Task prompt: Copy out every line exactly, passing over the pictures.

Recorded data:
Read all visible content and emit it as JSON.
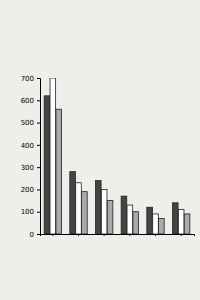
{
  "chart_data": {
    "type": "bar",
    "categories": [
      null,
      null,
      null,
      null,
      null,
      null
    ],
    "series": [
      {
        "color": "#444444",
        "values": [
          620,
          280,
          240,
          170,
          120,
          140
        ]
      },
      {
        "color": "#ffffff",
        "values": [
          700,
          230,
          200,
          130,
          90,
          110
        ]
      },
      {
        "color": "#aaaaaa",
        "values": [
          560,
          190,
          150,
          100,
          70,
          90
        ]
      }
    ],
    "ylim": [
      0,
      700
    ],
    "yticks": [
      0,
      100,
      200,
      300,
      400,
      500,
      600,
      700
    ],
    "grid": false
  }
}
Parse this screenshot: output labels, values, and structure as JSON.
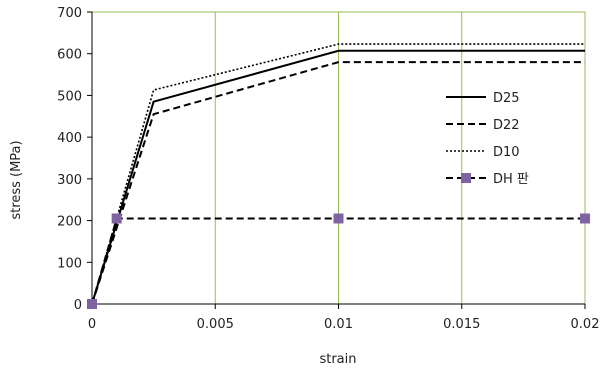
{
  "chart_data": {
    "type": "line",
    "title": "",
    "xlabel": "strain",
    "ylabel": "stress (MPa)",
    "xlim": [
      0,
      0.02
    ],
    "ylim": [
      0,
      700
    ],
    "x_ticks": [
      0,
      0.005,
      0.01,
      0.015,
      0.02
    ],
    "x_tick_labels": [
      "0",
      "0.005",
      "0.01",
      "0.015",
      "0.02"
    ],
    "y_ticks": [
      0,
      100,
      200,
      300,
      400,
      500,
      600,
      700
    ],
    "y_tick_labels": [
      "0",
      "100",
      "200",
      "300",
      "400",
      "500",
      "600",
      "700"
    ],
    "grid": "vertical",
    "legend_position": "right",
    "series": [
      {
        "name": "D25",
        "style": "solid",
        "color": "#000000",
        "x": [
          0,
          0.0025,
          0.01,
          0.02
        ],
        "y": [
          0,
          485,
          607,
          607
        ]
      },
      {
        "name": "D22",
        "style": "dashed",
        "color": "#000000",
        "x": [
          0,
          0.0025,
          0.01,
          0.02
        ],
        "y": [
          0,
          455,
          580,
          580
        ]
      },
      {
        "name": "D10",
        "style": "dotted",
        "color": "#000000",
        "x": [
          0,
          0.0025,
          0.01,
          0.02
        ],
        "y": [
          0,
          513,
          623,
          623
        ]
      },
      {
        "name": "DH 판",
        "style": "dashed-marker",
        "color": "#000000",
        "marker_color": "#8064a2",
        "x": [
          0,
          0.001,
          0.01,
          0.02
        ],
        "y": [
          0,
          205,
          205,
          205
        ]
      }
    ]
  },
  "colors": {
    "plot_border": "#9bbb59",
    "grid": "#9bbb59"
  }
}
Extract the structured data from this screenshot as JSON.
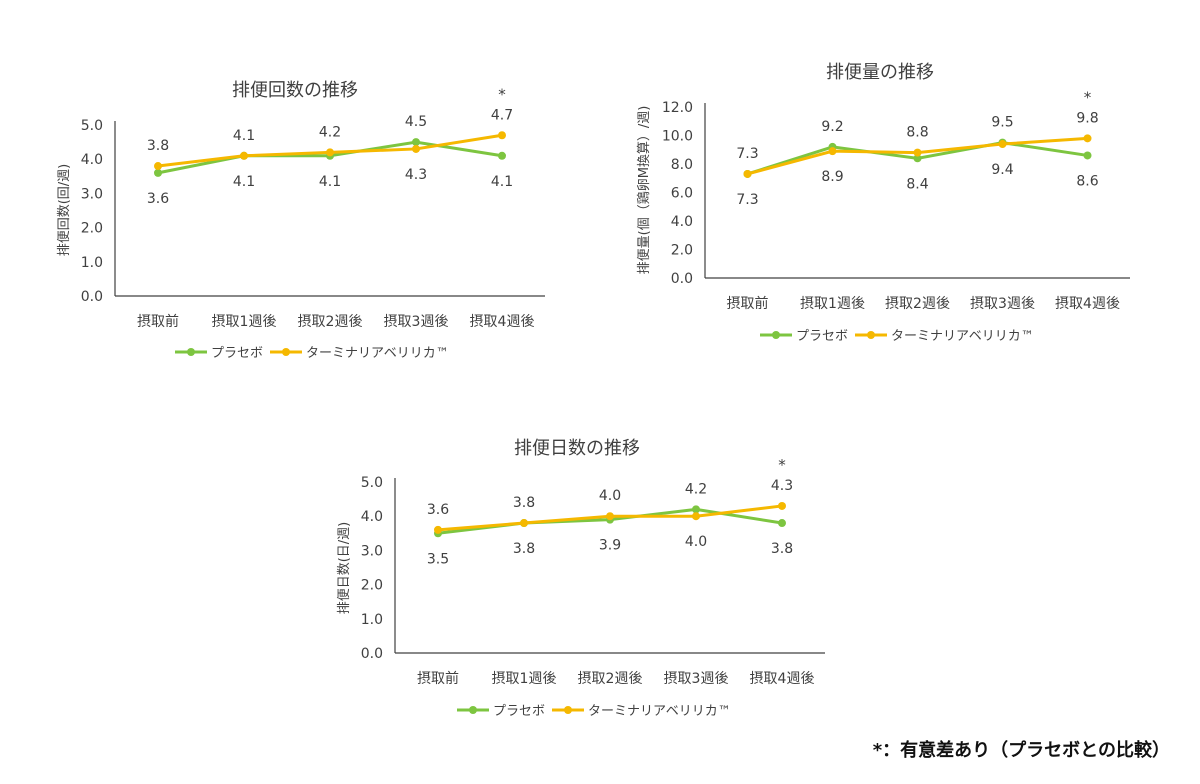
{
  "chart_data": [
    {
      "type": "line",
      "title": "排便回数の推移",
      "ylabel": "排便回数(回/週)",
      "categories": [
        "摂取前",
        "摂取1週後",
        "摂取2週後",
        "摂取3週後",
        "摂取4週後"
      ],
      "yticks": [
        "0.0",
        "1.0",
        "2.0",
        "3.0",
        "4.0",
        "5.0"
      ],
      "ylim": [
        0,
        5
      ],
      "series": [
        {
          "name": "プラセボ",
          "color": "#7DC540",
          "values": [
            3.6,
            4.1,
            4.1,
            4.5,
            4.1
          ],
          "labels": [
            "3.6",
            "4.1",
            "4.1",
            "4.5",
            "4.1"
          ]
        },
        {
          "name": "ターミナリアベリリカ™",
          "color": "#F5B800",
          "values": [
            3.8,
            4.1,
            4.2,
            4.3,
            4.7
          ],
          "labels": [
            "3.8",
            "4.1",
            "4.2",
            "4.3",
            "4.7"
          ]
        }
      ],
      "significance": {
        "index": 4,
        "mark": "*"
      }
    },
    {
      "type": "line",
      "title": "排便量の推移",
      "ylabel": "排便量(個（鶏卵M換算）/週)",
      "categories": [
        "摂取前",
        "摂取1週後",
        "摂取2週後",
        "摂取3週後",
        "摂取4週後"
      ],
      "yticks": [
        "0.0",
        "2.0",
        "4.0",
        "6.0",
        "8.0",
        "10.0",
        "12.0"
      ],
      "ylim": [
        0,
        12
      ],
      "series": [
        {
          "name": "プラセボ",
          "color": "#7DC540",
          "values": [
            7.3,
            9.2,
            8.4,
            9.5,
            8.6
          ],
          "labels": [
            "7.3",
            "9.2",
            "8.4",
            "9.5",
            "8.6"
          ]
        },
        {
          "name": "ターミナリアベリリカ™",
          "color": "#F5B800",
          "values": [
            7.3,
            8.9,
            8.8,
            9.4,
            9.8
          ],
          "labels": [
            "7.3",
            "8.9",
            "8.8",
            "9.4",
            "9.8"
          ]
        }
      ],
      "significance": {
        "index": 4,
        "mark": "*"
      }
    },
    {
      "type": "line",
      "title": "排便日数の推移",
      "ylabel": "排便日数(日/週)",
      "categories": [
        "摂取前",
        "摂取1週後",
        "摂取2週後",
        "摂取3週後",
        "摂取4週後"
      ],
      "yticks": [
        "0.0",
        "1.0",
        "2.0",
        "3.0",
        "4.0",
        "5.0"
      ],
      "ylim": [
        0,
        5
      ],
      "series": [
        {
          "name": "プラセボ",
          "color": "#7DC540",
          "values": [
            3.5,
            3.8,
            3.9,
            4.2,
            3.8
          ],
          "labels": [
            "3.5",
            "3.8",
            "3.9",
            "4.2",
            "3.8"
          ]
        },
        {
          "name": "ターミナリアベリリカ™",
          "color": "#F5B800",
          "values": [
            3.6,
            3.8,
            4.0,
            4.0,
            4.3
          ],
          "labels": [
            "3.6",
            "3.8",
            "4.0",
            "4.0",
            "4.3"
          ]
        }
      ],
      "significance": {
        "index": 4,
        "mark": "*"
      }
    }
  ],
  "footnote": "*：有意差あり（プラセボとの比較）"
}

Solved exercise:
Read all visible content and emit it as JSON.
{
  "chart_data": {
    "type": "bar",
    "categories": [
      null,
      null,
      null,
      null,
      null,
      null
    ],
    "series": [
      {
        "color": "#444444",
        "values": [
          620,
          280,
          240,
          170,
          120,
          140
        ]
      },
      {
        "color": "#ffffff",
        "values": [
          700,
          230,
          200,
          130,
          90,
          110
        ]
      },
      {
        "color": "#aaaaaa",
        "values": [
          560,
          190,
          150,
          100,
          70,
          90
        ]
      }
    ],
    "ylim": [
      0,
      700
    ],
    "yticks": [
      0,
      100,
      200,
      300,
      400,
      500,
      600,
      700
    ],
    "grid": false
  }
}
Parse this screenshot: output labels, values, and structure as JSON.
{
  "chart_data": {
    "type": "line",
    "title": "",
    "xlabel": "strain",
    "ylabel": "stress (MPa)",
    "xlim": [
      0,
      0.02
    ],
    "ylim": [
      0,
      700
    ],
    "x_ticks": [
      0,
      0.005,
      0.01,
      0.015,
      0.02
    ],
    "x_tick_labels": [
      "0",
      "0.005",
      "0.01",
      "0.015",
      "0.02"
    ],
    "y_ticks": [
      0,
      100,
      200,
      300,
      400,
      500,
      600,
      700
    ],
    "y_tick_labels": [
      "0",
      "100",
      "200",
      "300",
      "400",
      "500",
      "600",
      "700"
    ],
    "grid": "vertical",
    "legend_position": "right",
    "series": [
      {
        "name": "D25",
        "style": "solid",
        "color": "#000000",
        "x": [
          0,
          0.0025,
          0.01,
          0.02
        ],
        "y": [
          0,
          485,
          607,
          607
        ]
      },
      {
        "name": "D22",
        "style": "dashed",
        "color": "#000000",
        "x": [
          0,
          0.0025,
          0.01,
          0.02
        ],
        "y": [
          0,
          455,
          580,
          580
        ]
      },
      {
        "name": "D10",
        "style": "dotted",
        "color": "#000000",
        "x": [
          0,
          0.0025,
          0.01,
          0.02
        ],
        "y": [
          0,
          513,
          623,
          623
        ]
      },
      {
        "name": "DH 판",
        "style": "dashed-marker",
        "color": "#000000",
        "marker_color": "#8064a2",
        "x": [
          0,
          0.001,
          0.01,
          0.02
        ],
        "y": [
          0,
          205,
          205,
          205
        ]
      }
    ]
  },
  "colors": {
    "plot_border": "#9bbb59",
    "grid": "#9bbb59"
  }
}
Extract the structured data from this screenshot as JSON.
{
  "chart_data": [
    {
      "type": "line",
      "title": "排便回数の推移",
      "ylabel": "排便回数(回/週)",
      "categories": [
        "摂取前",
        "摂取1週後",
        "摂取2週後",
        "摂取3週後",
        "摂取4週後"
      ],
      "yticks": [
        "0.0",
        "1.0",
        "2.0",
        "3.0",
        "4.0",
        "5.0"
      ],
      "ylim": [
        0,
        5
      ],
      "series": [
        {
          "name": "プラセボ",
          "color": "#7DC540",
          "values": [
            3.6,
            4.1,
            4.1,
            4.5,
            4.1
          ],
          "labels": [
            "3.6",
            "4.1",
            "4.1",
            "4.5",
            "4.1"
          ]
        },
        {
          "name": "ターミナリアベリリカ™",
          "color": "#F5B800",
          "values": [
            3.8,
            4.1,
            4.2,
            4.3,
            4.7
          ],
          "labels": [
            "3.8",
            "4.1",
            "4.2",
            "4.3",
            "4.7"
          ]
        }
      ],
      "significance": {
        "index": 4,
        "mark": "*"
      }
    },
    {
      "type": "line",
      "title": "排便量の推移",
      "ylabel": "排便量(個（鶏卵M換算）/週)",
      "categories": [
        "摂取前",
        "摂取1週後",
        "摂取2週後",
        "摂取3週後",
        "摂取4週後"
      ],
      "yticks": [
        "0.0",
        "2.0",
        "4.0",
        "6.0",
        "8.0",
        "10.0",
        "12.0"
      ],
      "ylim": [
        0,
        12
      ],
      "series": [
        {
          "name": "プラセボ",
          "color": "#7DC540",
          "values": [
            7.3,
            9.2,
            8.4,
            9.5,
            8.6
          ],
          "labels": [
            "7.3",
            "9.2",
            "8.4",
            "9.5",
            "8.6"
          ]
        },
        {
          "name": "ターミナリアベリリカ™",
          "color": "#F5B800",
          "values": [
            7.3,
            8.9,
            8.8,
            9.4,
            9.8
          ],
          "labels": [
            "7.3",
            "8.9",
            "8.8",
            "9.4",
            "9.8"
          ]
        }
      ],
      "significance": {
        "index": 4,
        "mark": "*"
      }
    },
    {
      "type": "line",
      "title": "排便日数の推移",
      "ylabel": "排便日数(日/週)",
      "categories": [
        "摂取前",
        "摂取1週後",
        "摂取2週後",
        "摂取3週後",
        "摂取4週後"
      ],
      "yticks": [
        "0.0",
        "1.0",
        "2.0",
        "3.0",
        "4.0",
        "5.0"
      ],
      "ylim": [
        0,
        5
      ],
      "series": [
        {
          "name": "プラセボ",
          "color": "#7DC540",
          "values": [
            3.5,
            3.8,
            3.9,
            4.2,
            3.8
          ],
          "labels": [
            "3.5",
            "3.8",
            "3.9",
            "4.2",
            "3.8"
          ]
        },
        {
          "name": "ターミナリアベリリカ™",
          "color": "#F5B800",
          "values": [
            3.6,
            3.8,
            4.0,
            4.0,
            4.3
          ],
          "labels": [
            "3.6",
            "3.8",
            "4.0",
            "4.0",
            "4.3"
          ]
        }
      ],
      "significance": {
        "index": 4,
        "mark": "*"
      }
    }
  ],
  "footnote": "*：有意差あり（プラセボとの比較）"
}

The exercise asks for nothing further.